**INPUT RECORDS**

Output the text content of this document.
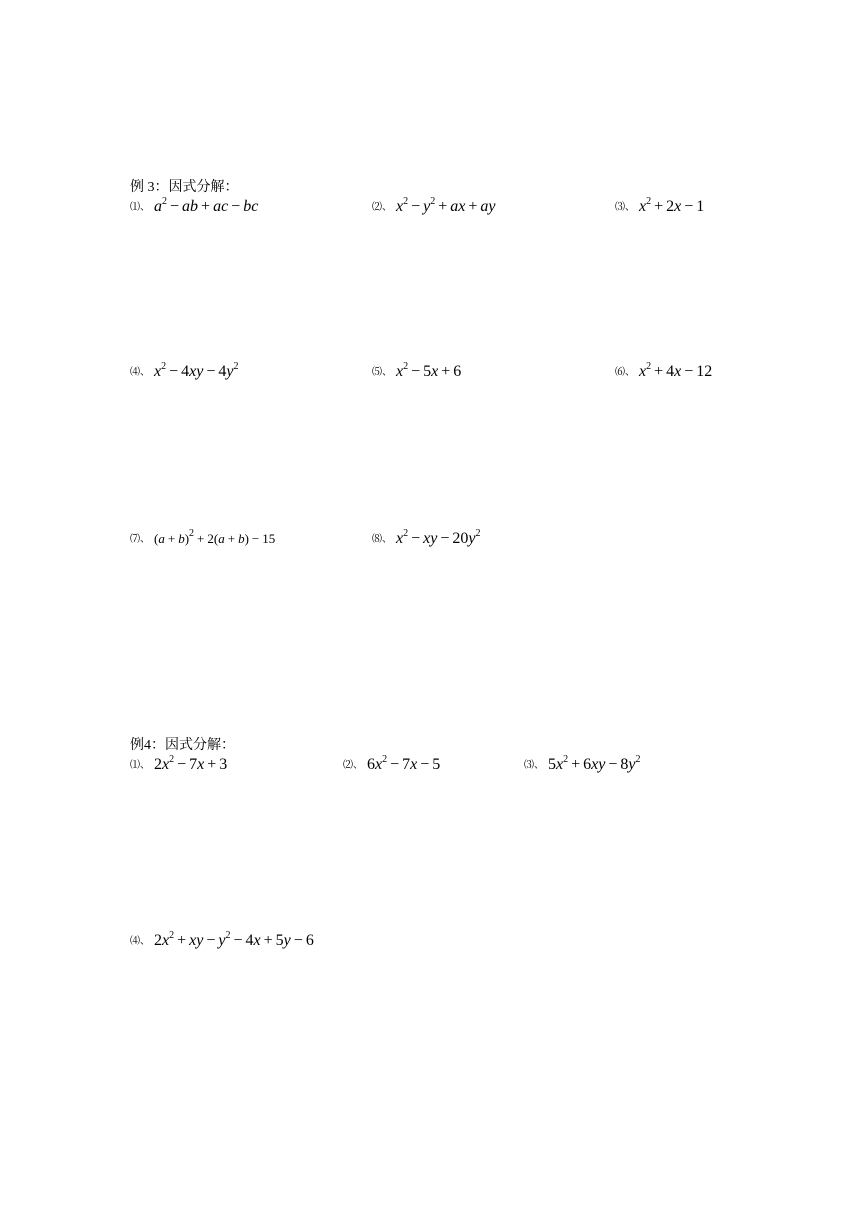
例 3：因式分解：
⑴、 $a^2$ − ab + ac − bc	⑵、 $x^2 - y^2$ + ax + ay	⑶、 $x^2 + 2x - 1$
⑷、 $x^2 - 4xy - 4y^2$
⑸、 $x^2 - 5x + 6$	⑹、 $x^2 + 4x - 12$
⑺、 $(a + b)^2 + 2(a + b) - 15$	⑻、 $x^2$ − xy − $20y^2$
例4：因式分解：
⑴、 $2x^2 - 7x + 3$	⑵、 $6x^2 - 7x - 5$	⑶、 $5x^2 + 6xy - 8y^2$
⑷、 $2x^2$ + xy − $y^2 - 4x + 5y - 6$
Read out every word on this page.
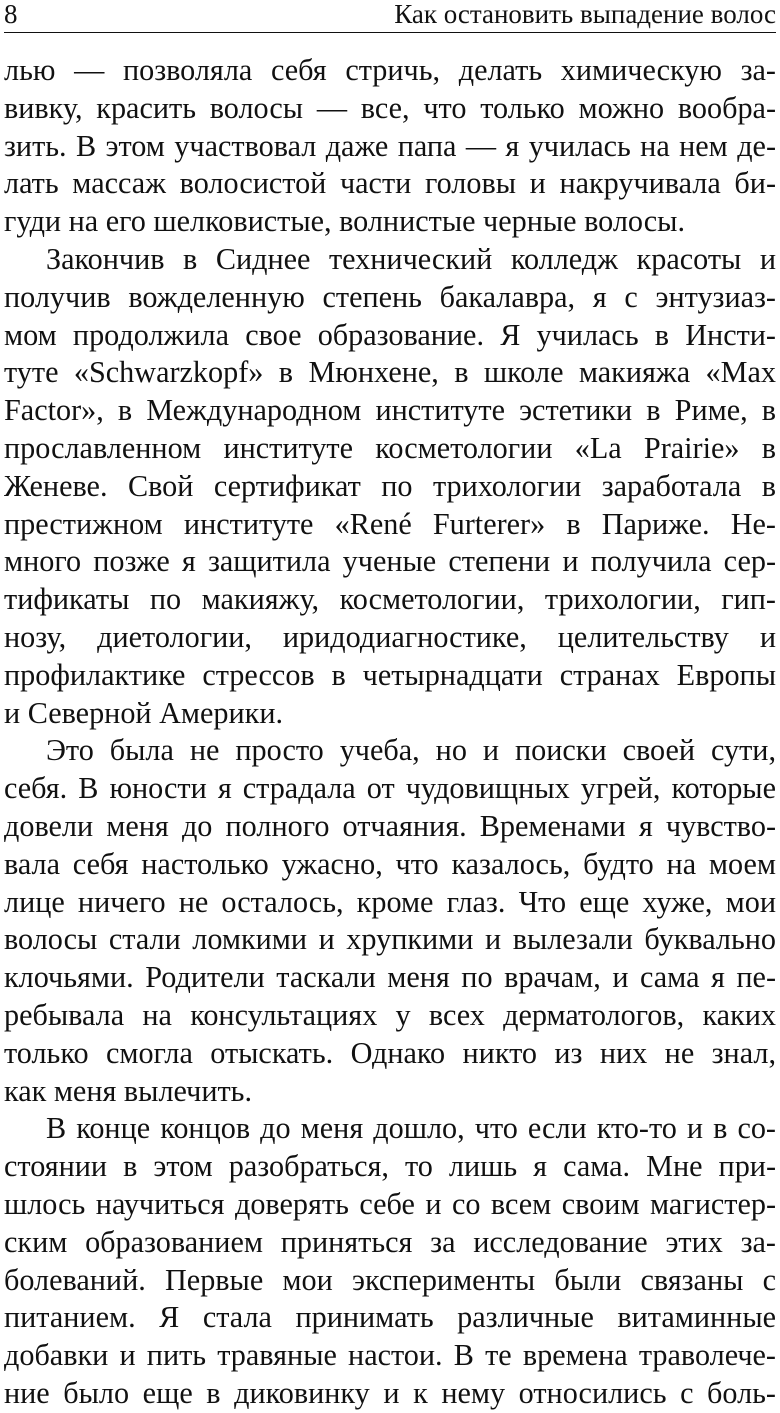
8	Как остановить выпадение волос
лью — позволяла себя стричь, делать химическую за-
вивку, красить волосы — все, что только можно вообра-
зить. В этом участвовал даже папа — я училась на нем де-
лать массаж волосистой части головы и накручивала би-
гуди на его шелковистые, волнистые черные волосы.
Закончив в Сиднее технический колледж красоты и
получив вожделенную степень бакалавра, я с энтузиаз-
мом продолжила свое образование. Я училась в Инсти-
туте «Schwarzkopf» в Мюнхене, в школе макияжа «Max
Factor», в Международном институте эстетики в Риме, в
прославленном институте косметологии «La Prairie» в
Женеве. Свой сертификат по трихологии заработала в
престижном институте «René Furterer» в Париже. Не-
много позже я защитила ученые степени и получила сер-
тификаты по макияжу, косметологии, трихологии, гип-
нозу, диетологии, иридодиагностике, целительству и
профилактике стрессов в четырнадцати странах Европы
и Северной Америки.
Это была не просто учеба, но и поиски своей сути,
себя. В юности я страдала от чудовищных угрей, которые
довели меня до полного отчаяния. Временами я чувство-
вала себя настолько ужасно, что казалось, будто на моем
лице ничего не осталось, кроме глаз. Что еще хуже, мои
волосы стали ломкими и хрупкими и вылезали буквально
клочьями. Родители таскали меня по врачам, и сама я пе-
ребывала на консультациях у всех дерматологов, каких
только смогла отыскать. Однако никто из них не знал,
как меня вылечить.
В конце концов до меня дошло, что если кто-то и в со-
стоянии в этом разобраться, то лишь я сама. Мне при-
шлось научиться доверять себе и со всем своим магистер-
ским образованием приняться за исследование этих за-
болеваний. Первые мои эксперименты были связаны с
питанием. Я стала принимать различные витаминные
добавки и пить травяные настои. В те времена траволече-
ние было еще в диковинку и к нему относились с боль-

**GIVEN PROBLEM**
Identify all lines where the word "меня" shows up. Copy them.

**SOLUTION TO THE EXERCISE**
довели меня до полного отчаяния. Временами я чувство-
клочьями. Родители таскали меня по врачам, и сама я пе-
как меня вылечить.
В конце концов до меня дошло, что если кто-то и в со-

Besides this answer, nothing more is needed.